- [Records to use]
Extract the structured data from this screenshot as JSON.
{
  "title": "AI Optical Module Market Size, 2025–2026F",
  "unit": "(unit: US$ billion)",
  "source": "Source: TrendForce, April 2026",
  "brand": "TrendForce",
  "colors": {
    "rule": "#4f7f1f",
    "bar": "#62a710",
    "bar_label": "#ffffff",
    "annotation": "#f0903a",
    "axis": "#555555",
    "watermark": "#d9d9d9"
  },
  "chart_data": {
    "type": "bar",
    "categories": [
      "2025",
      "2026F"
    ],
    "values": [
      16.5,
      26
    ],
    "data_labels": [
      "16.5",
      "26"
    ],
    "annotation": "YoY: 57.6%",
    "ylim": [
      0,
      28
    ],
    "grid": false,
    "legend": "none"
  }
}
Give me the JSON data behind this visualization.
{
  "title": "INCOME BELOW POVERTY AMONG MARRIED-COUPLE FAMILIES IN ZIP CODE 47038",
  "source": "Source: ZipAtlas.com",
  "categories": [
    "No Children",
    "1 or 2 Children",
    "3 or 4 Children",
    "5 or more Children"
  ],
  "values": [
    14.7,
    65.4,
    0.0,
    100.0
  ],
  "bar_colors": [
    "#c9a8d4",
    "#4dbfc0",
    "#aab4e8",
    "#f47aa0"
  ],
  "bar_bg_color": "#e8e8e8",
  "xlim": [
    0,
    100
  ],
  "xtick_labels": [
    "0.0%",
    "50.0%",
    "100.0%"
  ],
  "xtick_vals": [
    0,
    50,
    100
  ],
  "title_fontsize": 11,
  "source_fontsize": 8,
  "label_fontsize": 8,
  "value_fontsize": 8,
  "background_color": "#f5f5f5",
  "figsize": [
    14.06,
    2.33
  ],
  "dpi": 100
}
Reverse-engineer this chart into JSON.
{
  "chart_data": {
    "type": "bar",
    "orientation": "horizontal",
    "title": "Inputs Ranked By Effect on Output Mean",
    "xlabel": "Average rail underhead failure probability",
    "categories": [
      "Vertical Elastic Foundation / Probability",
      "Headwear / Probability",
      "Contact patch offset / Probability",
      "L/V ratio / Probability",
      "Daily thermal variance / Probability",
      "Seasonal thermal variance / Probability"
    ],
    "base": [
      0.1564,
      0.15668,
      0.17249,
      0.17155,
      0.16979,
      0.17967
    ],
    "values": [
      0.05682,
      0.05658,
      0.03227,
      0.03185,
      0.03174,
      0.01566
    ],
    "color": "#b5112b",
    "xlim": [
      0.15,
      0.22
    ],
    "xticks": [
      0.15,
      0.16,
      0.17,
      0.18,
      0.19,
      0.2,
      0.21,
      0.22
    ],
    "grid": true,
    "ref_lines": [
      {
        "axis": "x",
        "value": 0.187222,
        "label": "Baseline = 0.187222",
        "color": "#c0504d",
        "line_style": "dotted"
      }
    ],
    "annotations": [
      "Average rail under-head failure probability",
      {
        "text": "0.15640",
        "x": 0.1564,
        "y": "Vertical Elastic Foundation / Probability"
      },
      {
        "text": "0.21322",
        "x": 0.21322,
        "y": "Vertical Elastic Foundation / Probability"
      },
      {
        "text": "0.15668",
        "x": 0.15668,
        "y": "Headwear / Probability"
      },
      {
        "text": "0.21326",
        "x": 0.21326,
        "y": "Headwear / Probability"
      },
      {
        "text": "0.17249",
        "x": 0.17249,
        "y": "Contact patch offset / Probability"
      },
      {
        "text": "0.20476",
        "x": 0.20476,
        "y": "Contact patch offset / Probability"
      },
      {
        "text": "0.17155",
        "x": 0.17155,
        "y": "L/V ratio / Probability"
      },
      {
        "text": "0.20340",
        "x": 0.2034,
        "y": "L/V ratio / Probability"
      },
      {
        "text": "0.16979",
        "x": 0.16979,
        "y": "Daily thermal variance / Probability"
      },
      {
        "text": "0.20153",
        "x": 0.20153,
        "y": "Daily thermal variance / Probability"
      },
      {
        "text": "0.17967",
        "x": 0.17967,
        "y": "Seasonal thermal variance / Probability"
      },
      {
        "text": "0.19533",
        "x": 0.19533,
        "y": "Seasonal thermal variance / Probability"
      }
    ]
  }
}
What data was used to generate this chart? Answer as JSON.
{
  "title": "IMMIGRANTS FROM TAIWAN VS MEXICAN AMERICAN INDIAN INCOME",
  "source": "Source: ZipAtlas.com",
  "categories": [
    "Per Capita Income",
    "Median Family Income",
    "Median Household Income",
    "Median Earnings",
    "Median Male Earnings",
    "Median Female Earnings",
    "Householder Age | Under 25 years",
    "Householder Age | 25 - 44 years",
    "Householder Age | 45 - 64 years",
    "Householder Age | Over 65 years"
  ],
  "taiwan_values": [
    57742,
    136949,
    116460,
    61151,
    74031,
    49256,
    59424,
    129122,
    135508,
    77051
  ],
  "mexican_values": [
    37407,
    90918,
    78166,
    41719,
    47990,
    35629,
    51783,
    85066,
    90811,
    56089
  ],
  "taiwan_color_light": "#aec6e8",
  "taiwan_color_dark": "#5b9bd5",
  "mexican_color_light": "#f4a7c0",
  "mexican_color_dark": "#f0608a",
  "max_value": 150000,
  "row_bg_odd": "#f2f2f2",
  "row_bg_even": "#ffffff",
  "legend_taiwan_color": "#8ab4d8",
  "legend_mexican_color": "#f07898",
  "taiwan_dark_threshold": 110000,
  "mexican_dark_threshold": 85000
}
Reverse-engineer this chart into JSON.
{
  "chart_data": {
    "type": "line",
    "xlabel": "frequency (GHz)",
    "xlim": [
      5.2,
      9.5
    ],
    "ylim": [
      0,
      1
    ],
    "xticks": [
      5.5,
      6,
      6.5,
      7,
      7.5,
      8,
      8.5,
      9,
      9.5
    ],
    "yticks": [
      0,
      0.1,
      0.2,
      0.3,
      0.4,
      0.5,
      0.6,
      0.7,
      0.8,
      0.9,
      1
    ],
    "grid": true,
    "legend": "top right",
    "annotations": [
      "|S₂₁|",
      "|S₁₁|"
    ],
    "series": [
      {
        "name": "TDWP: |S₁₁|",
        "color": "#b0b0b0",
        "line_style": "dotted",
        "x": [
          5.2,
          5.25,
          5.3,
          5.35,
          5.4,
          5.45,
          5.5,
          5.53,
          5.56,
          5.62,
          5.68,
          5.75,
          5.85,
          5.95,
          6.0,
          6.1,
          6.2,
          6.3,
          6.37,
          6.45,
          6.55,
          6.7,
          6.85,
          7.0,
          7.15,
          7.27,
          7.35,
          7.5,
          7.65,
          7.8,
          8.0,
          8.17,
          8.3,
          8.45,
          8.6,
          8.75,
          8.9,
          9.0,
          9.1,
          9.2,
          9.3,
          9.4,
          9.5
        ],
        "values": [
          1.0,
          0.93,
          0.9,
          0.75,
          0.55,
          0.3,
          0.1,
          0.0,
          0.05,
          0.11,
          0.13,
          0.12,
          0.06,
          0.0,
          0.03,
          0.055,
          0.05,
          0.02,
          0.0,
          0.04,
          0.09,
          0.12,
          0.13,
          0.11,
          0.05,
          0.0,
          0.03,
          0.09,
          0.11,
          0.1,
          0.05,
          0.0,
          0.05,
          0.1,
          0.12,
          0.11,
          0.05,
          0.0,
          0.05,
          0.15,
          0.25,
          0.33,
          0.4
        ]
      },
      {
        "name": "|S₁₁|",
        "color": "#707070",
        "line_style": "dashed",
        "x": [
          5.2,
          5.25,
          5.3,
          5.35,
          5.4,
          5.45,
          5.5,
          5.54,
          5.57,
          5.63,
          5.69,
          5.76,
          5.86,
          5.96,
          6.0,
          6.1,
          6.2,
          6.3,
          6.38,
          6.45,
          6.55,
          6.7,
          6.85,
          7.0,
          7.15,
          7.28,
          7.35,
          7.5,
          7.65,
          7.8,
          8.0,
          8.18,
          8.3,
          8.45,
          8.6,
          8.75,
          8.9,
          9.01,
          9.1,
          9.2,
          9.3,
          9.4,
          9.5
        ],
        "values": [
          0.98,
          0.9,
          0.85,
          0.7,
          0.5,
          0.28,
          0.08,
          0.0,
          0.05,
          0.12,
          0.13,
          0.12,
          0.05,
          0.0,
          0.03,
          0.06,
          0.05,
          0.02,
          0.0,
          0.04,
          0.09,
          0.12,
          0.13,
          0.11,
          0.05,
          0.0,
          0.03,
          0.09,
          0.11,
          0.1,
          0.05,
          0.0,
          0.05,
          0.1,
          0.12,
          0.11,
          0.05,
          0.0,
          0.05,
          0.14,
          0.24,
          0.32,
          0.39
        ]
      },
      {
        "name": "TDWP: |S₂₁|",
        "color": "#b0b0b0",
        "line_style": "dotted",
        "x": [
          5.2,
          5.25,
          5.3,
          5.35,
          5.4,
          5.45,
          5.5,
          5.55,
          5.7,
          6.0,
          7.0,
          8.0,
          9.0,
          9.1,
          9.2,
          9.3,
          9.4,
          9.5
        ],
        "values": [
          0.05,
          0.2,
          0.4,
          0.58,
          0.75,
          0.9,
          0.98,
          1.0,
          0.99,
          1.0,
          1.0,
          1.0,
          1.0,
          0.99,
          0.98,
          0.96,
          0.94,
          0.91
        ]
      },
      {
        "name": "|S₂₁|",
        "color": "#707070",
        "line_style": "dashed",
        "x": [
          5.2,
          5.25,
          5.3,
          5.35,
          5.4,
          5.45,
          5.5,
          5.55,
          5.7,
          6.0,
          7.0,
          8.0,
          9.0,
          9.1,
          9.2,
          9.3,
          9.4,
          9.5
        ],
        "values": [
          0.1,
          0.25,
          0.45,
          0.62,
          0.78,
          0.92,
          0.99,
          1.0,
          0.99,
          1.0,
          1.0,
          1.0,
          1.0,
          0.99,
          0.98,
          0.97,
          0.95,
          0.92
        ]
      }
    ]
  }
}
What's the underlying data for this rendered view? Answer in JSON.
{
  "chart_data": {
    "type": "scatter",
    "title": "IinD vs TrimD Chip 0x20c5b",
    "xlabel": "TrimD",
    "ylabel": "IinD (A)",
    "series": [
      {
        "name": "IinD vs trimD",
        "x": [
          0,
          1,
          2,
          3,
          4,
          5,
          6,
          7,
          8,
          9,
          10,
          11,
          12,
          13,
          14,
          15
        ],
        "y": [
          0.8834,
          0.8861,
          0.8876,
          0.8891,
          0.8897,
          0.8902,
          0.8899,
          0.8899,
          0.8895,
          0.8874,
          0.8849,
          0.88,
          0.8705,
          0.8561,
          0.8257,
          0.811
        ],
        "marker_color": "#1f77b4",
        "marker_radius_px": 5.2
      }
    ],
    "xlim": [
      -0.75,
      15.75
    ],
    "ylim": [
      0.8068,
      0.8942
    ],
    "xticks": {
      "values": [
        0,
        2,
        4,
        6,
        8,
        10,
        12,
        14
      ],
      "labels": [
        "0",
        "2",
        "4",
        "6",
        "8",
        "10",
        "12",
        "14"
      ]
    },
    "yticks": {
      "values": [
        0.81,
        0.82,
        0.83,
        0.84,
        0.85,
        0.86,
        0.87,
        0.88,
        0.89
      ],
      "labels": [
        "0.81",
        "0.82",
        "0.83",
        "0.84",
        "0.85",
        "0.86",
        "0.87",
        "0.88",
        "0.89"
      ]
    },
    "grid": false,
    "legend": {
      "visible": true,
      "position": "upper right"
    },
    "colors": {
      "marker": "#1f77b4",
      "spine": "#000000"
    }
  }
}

- [Task to carry out] Go through the listing above and return every line where the word "type" occurs.

- [Task output]
    "type": "bar",
    "type": "bar",
    "type": "line",
    "type": "scatter",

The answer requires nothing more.